EXERCISE BRIEF. From the entries below, gather every line containing the string "alapján".

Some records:
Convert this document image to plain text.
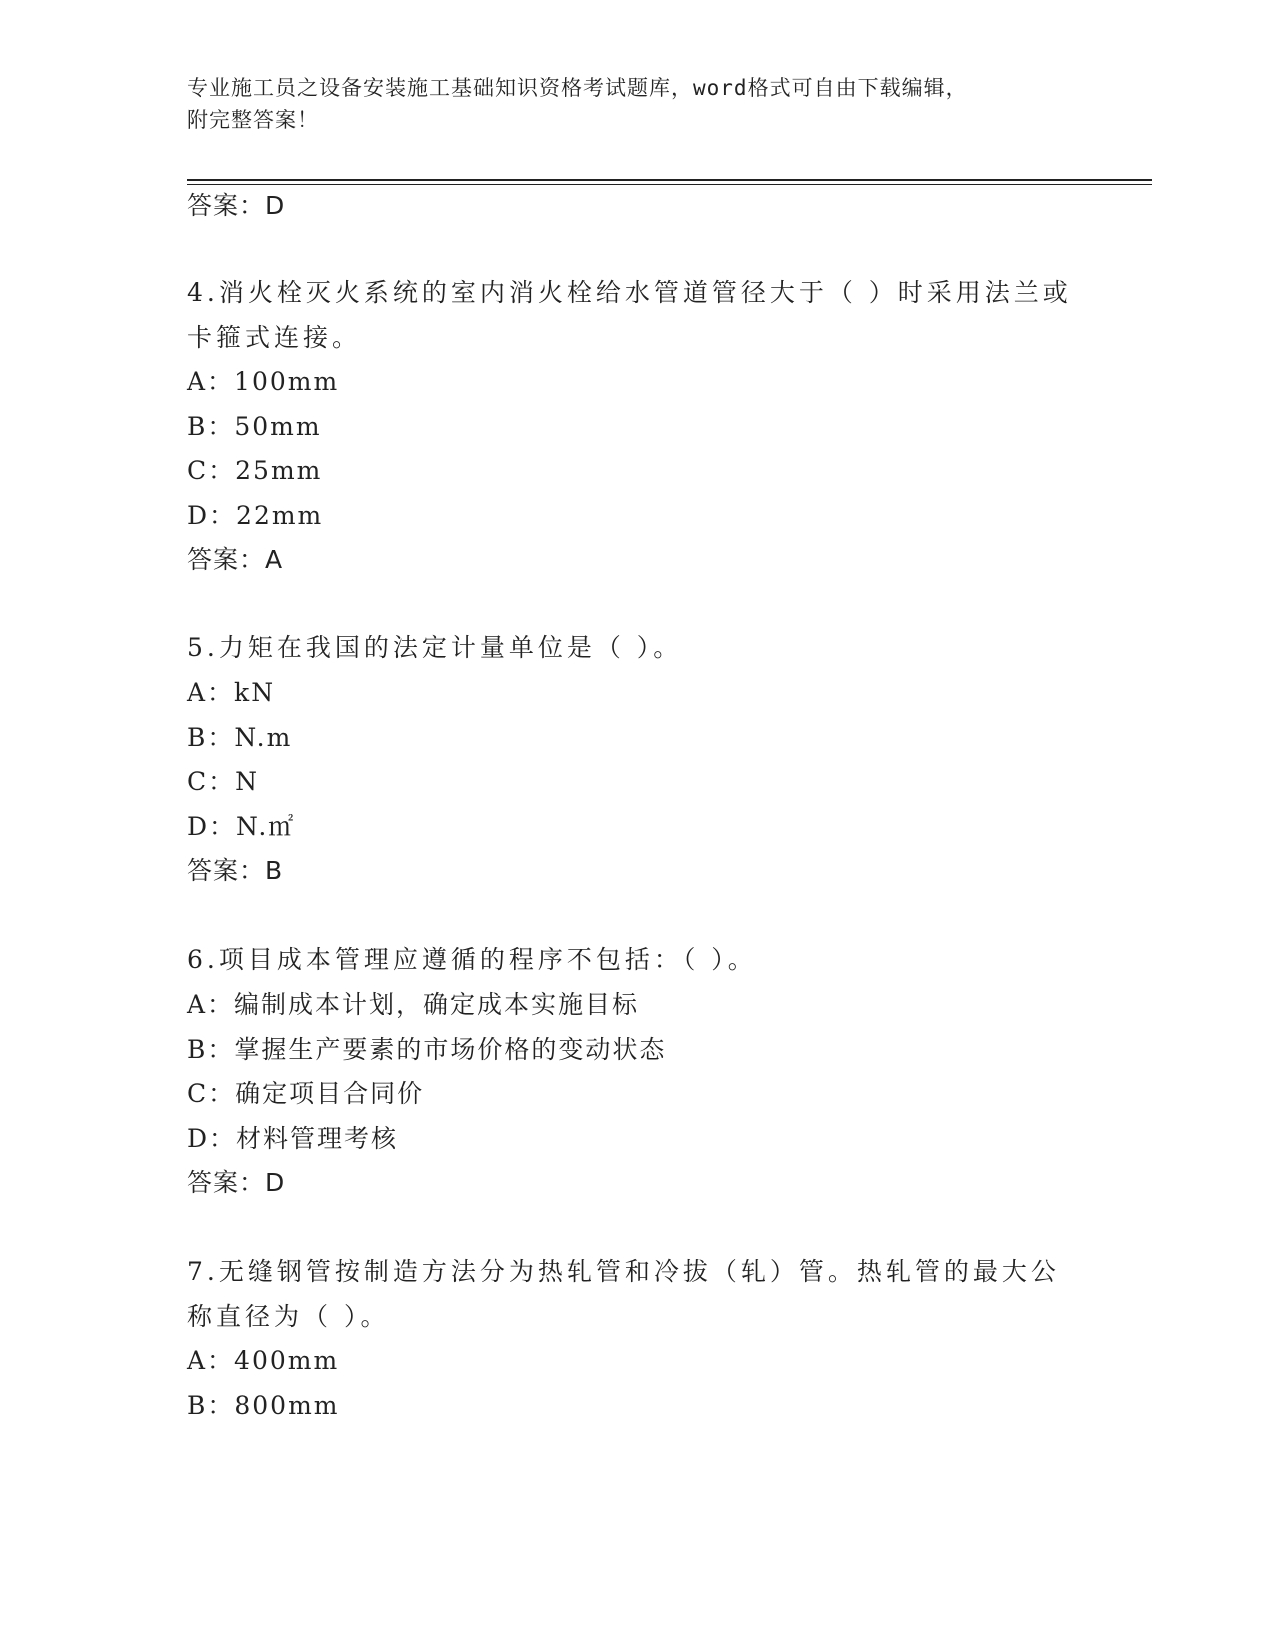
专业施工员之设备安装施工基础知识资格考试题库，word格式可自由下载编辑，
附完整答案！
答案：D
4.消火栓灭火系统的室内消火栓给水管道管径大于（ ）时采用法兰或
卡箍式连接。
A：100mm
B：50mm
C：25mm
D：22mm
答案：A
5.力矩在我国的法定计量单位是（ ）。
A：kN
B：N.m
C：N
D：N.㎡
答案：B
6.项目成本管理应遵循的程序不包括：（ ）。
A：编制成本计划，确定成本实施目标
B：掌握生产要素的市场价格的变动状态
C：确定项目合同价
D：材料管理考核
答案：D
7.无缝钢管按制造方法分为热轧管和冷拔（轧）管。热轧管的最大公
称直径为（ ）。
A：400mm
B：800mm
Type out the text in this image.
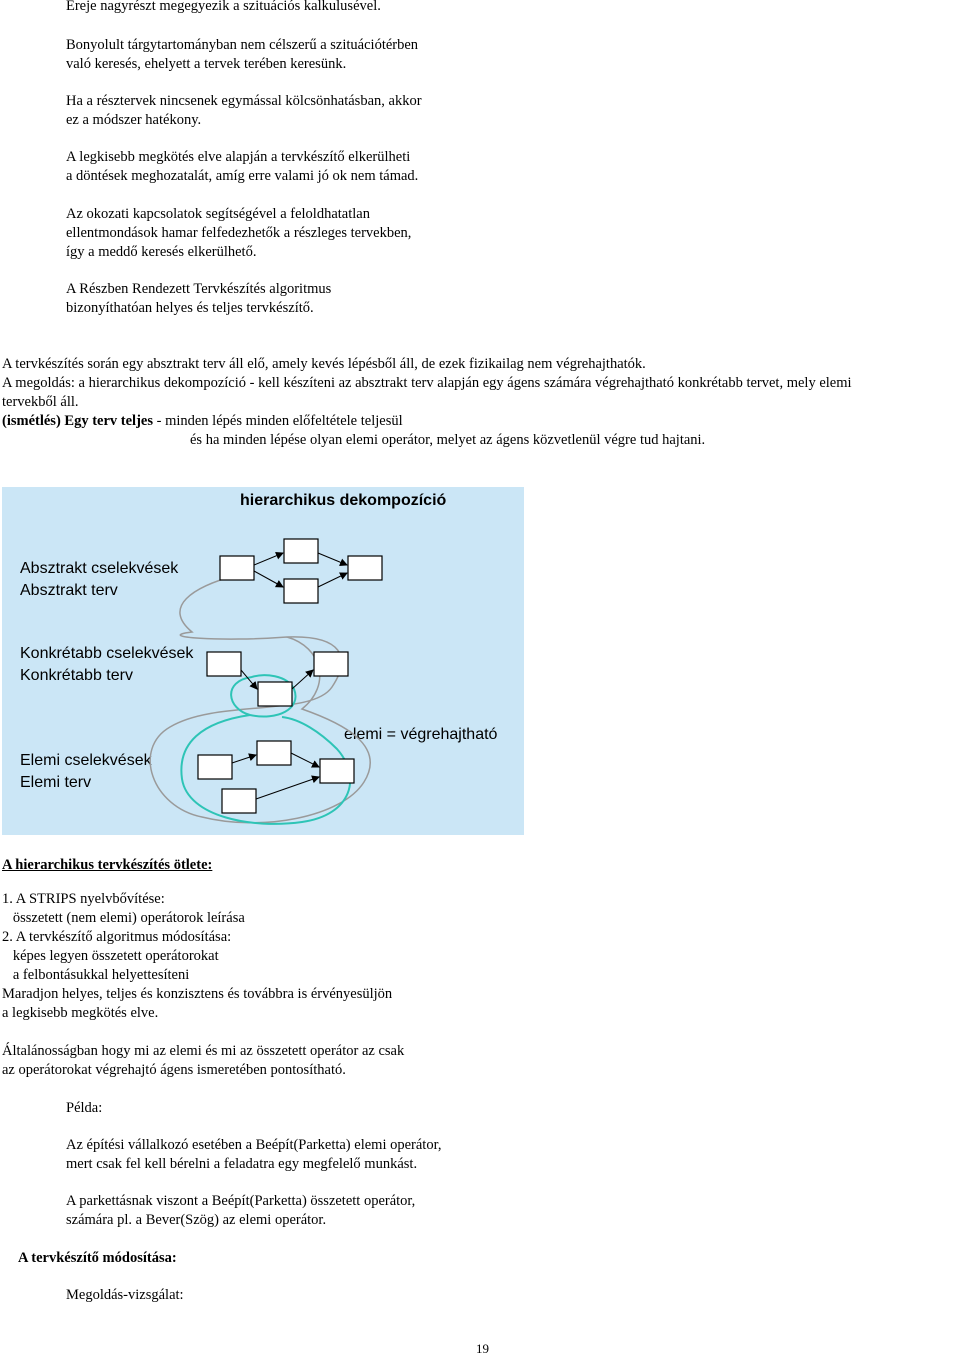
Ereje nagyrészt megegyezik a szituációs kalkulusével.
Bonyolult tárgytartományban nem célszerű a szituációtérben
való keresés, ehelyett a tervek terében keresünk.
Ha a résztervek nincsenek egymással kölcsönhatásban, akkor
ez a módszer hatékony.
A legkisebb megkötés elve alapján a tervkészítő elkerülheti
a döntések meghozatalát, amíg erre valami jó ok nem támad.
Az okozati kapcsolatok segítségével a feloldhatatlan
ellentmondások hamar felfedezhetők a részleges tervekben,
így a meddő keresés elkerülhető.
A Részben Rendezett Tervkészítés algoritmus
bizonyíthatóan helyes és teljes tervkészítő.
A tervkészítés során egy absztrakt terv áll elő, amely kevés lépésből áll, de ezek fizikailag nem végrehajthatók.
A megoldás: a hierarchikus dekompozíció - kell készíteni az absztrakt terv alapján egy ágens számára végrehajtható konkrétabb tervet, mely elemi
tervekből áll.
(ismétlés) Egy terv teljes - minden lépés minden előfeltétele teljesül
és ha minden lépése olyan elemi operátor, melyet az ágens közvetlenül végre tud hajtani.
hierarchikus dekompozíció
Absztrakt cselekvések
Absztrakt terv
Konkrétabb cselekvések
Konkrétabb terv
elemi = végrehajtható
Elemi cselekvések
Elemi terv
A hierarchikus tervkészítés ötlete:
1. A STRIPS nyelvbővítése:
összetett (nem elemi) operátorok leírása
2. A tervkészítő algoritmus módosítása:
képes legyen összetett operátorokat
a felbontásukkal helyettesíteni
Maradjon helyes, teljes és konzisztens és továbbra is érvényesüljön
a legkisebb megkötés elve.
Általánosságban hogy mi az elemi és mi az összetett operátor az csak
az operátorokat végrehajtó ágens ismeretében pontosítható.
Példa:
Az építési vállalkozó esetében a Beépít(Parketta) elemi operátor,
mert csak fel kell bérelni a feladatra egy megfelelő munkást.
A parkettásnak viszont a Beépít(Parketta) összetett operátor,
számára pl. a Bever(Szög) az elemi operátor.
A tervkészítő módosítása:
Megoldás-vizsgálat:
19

==

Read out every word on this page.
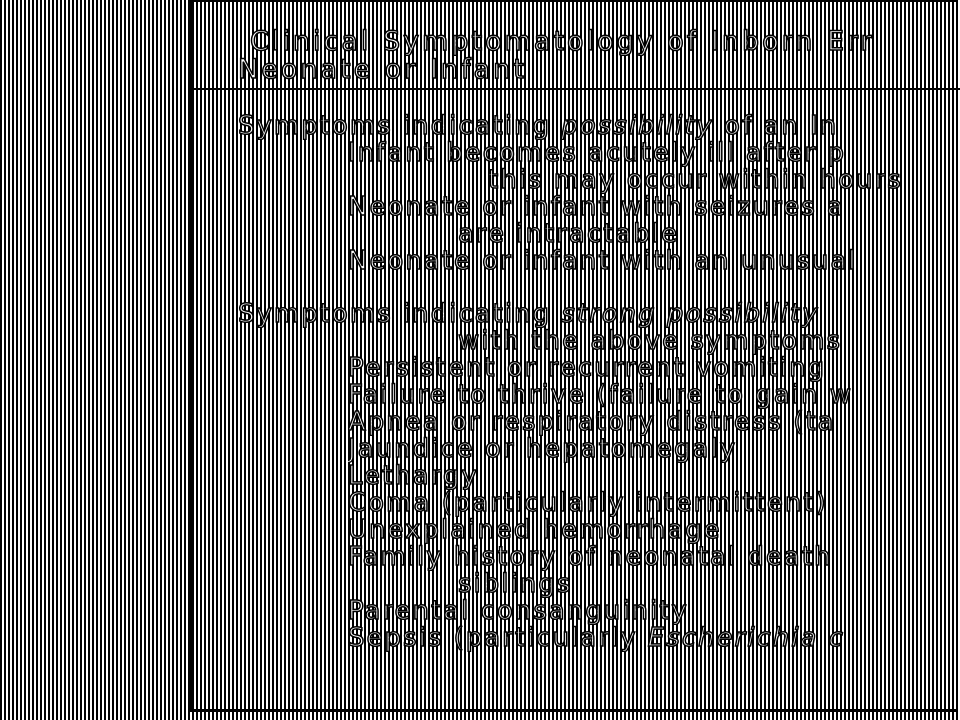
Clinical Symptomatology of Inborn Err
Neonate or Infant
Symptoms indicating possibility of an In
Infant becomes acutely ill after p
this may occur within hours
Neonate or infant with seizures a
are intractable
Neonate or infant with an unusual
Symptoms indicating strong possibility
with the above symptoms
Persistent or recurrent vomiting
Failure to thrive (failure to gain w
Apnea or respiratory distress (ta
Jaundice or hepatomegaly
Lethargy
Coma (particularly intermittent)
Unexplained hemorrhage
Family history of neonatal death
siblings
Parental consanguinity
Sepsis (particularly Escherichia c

TASK RESPONSE.
A legkisebb megkötés elve alapján a tervkészítő elkerülheti
A megoldás: a hierarchikus dekompozíció - kell készíteni az absztrakt terv alapján egy ágens számára végrehajtható konkrétabb tervet, mely elemi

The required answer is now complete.